Find all lines in the listing that include the word "sich", then copy them.

**Material provided:**
— begin —

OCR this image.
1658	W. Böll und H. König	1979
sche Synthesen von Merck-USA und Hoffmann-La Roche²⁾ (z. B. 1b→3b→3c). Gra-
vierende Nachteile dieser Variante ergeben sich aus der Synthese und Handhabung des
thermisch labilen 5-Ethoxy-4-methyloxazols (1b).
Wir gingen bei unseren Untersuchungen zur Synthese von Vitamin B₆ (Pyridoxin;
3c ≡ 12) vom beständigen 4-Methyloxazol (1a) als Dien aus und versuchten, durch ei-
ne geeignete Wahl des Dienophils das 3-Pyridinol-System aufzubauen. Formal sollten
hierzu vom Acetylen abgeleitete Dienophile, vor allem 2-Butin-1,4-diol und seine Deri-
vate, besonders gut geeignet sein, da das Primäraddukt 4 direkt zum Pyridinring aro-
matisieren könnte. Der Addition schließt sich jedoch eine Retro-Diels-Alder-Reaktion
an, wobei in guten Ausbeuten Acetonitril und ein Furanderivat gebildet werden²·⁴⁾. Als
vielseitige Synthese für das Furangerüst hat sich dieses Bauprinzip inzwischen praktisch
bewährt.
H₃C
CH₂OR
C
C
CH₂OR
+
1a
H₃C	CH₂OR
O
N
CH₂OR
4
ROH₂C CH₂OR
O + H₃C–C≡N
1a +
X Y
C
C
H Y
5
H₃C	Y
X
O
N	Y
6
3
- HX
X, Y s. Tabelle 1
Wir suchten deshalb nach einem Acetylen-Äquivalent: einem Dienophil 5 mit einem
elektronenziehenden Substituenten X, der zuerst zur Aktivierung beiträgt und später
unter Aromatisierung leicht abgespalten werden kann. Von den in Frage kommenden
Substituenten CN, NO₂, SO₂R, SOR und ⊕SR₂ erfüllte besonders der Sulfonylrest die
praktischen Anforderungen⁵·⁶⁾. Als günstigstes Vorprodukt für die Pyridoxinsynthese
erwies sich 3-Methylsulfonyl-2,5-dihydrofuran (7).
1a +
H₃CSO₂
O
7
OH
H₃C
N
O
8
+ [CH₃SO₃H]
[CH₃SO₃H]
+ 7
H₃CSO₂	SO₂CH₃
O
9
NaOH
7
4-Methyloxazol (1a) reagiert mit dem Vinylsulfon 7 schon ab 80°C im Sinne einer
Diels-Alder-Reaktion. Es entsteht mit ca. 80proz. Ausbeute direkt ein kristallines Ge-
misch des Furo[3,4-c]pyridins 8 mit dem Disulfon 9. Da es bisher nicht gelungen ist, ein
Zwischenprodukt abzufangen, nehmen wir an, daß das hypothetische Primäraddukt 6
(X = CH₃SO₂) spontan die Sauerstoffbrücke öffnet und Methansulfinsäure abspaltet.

— end —

**Solution for this task:**
vierende Nachteile dieser Variante ergeben sich aus der Synthese und Handhabung des
matisieren könnte. Der Addition schließt sich jedoch eine Retro-Diels-Alder-Reaktion
vielseitige Synthese für das Furangerüst hat sich dieses Bauprinzip inzwischen praktisch
erwies sich 3-Methylsulfonyl-2,5-dihydrofuran (7).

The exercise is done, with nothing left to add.